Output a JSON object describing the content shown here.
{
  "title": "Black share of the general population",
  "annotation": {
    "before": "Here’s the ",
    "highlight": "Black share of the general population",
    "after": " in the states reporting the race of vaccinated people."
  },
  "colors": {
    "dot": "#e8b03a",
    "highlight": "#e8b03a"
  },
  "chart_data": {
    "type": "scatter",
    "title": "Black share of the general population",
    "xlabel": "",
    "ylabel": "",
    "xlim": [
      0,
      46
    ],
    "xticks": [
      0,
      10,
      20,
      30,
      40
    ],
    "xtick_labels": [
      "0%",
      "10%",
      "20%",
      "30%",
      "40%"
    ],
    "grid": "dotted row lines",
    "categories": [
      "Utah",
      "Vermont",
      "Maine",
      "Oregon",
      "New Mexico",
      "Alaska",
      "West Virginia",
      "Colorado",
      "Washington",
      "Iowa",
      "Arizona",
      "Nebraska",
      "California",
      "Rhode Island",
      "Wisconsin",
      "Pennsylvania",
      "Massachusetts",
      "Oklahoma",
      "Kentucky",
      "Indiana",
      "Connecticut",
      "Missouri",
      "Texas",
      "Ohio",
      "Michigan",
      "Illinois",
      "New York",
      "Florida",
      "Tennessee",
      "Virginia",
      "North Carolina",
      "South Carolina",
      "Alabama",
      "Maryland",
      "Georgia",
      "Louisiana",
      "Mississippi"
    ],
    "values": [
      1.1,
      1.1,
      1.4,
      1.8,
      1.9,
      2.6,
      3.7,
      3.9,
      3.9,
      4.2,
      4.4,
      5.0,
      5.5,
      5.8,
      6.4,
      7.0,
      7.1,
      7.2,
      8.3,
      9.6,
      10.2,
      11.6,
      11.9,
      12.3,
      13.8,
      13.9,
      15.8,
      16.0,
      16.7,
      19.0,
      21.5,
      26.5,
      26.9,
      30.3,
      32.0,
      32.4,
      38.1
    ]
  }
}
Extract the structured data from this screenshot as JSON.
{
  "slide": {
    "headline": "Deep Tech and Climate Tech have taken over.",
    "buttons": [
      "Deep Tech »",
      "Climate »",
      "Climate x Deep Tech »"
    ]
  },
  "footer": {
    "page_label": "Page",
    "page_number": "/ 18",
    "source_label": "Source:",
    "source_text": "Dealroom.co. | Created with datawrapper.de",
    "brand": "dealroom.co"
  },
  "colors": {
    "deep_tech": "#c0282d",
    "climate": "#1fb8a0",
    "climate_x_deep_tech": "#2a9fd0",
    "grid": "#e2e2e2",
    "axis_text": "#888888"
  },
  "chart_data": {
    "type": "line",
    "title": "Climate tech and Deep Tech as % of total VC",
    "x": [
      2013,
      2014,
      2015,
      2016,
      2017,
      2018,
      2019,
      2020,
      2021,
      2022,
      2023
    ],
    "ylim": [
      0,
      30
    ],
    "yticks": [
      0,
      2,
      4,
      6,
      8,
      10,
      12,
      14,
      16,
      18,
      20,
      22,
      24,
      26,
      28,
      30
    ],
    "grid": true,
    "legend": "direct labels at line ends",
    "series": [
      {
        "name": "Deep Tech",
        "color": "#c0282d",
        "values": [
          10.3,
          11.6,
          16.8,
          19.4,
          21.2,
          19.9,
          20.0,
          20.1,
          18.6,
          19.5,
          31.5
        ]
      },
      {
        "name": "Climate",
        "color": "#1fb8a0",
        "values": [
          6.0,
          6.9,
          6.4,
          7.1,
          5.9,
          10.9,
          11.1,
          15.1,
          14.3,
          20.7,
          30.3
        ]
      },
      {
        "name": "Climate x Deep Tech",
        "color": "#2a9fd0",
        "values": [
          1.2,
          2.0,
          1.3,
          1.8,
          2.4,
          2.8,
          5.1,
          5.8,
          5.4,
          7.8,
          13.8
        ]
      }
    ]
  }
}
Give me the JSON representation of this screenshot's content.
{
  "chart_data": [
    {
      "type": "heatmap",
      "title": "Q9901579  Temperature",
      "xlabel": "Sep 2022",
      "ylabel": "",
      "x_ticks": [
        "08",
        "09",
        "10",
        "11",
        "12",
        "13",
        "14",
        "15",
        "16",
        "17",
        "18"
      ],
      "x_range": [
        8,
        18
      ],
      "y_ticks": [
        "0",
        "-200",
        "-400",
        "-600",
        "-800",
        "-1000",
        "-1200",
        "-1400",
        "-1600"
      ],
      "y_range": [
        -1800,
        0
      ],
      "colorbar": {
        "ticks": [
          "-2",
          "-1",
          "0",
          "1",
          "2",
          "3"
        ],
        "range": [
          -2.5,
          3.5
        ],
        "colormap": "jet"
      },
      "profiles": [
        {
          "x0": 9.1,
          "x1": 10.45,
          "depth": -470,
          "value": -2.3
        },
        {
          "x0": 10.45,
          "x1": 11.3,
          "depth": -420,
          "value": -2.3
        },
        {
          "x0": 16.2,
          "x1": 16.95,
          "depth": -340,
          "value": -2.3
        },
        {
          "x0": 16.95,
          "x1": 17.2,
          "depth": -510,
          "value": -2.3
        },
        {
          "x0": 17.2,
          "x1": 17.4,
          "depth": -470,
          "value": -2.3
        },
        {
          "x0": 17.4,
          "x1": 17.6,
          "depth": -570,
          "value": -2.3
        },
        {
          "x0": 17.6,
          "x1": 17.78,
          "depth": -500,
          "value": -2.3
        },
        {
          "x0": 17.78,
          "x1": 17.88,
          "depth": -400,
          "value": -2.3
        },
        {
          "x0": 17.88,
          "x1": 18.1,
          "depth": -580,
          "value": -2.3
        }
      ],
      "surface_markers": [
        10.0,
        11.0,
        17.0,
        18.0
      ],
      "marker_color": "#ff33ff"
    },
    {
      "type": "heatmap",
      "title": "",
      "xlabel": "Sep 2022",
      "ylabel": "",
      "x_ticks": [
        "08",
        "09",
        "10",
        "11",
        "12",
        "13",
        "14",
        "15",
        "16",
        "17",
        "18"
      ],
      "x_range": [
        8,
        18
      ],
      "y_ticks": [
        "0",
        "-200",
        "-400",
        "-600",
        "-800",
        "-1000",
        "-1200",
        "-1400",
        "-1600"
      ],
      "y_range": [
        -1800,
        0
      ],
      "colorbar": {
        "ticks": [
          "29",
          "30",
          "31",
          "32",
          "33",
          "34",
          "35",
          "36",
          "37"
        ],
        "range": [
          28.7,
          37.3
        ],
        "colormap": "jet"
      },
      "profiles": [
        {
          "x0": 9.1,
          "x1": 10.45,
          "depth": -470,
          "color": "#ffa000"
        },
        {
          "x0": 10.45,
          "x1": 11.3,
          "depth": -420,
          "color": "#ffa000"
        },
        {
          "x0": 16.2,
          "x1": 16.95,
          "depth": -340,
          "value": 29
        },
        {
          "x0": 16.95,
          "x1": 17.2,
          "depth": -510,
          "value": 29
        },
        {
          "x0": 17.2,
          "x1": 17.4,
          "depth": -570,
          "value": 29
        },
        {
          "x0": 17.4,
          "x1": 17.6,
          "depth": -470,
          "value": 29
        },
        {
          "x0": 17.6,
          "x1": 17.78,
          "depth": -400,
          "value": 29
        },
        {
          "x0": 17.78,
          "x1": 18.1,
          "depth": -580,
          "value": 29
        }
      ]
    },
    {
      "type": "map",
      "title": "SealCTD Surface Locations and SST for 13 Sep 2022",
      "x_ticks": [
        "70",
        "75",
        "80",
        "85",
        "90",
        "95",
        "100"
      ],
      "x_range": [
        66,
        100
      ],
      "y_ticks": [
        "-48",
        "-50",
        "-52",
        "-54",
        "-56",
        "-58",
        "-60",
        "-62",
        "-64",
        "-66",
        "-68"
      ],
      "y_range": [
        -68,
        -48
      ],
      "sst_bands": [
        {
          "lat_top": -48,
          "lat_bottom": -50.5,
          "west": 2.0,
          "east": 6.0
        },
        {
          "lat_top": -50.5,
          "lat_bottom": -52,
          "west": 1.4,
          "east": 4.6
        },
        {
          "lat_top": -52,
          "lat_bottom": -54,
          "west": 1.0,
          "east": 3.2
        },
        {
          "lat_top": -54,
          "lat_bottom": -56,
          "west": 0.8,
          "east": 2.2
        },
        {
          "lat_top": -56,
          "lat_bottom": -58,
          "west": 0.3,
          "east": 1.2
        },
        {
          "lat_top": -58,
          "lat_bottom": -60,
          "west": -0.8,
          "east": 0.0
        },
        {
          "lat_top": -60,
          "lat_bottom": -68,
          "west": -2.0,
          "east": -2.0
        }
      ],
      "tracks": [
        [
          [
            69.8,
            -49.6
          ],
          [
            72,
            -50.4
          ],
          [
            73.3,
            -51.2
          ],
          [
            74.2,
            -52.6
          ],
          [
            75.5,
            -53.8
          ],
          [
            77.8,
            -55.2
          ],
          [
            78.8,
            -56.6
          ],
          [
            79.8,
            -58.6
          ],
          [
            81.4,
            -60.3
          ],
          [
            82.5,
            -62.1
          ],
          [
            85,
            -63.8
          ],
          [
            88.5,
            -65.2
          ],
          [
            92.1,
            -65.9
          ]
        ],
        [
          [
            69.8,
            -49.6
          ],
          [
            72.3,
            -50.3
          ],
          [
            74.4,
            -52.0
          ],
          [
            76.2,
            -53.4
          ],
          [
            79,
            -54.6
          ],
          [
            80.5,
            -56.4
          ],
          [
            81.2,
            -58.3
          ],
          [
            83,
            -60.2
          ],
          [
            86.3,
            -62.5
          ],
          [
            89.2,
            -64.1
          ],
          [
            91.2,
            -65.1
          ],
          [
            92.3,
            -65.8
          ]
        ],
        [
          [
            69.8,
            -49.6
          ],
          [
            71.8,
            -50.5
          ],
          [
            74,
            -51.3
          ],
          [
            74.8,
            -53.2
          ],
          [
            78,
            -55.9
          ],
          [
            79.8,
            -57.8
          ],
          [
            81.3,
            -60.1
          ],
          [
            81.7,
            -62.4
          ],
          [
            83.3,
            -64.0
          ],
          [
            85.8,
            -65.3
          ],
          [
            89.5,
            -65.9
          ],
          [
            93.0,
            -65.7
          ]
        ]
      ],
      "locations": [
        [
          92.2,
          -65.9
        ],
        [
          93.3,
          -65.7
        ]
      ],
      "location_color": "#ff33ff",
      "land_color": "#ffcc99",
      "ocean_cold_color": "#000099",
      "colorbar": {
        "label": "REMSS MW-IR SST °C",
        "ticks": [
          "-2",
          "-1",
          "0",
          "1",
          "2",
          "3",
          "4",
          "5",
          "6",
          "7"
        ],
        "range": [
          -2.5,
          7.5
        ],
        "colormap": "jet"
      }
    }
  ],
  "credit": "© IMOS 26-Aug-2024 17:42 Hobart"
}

#### [Exercise objective]
The lines to collect are those holding the string "Black"; copy them all.

#### [Right answer]
  "title": "Black share of the general population",
    "highlight": "Black share of the general population",
    "title": "Black share of the general population",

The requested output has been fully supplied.